— START SOURCE RECORDS —
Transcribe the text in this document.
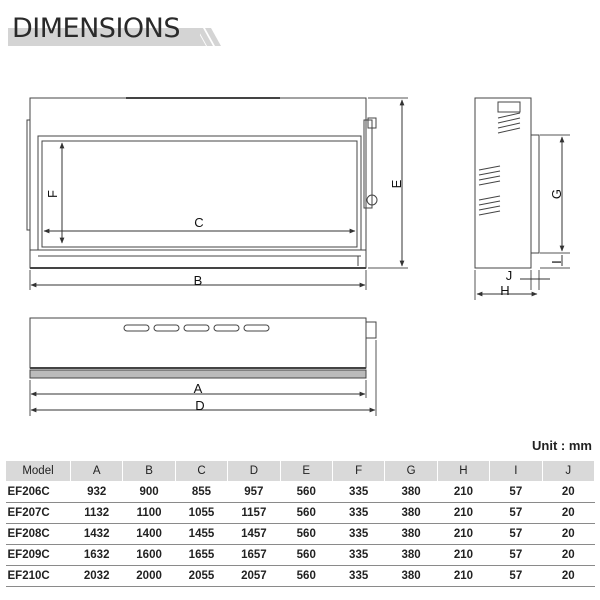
DIMENSIONS
F
C
B
E
G
I
J
H
A
D
Unit : mm
Model	A	B	C	D	E	F	G	H	I	J
EF206C	932	900	855	957	560	335	380	210	57	20
EF207C	1132	1100	1055	1157	560	335	380	210	57	20
EF208C	1432	1400	1455	1457	560	335	380	210	57	20
EF209C	1632	1600	1655	1657	560	335	380	210	57	20
EF210C	2032	2000	2055	2057	560	335	380	210	57	20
— END SOURCE RECORDS —
AIM OF THE EXERCISE: Give all the entries again exactly, dropping each picture.

EXERCISE SOLUTION:
Transcribe the text in this document.
DIMENSIONS
F
C
B
E
G
I
J
H
A
D
Unit : mm
Model	A	B	C	D	E	F	G	H	I	J
EF206C	932	900	855	957	560	335	380	210	57	20
EF207C	1132	1100	1055	1157	560	335	380	210	57	20
EF208C	1432	1400	1455	1457	560	335	380	210	57	20
EF209C	1632	1600	1655	1657	560	335	380	210	57	20
EF210C	2032	2000	2055	2057	560	335	380	210	57	20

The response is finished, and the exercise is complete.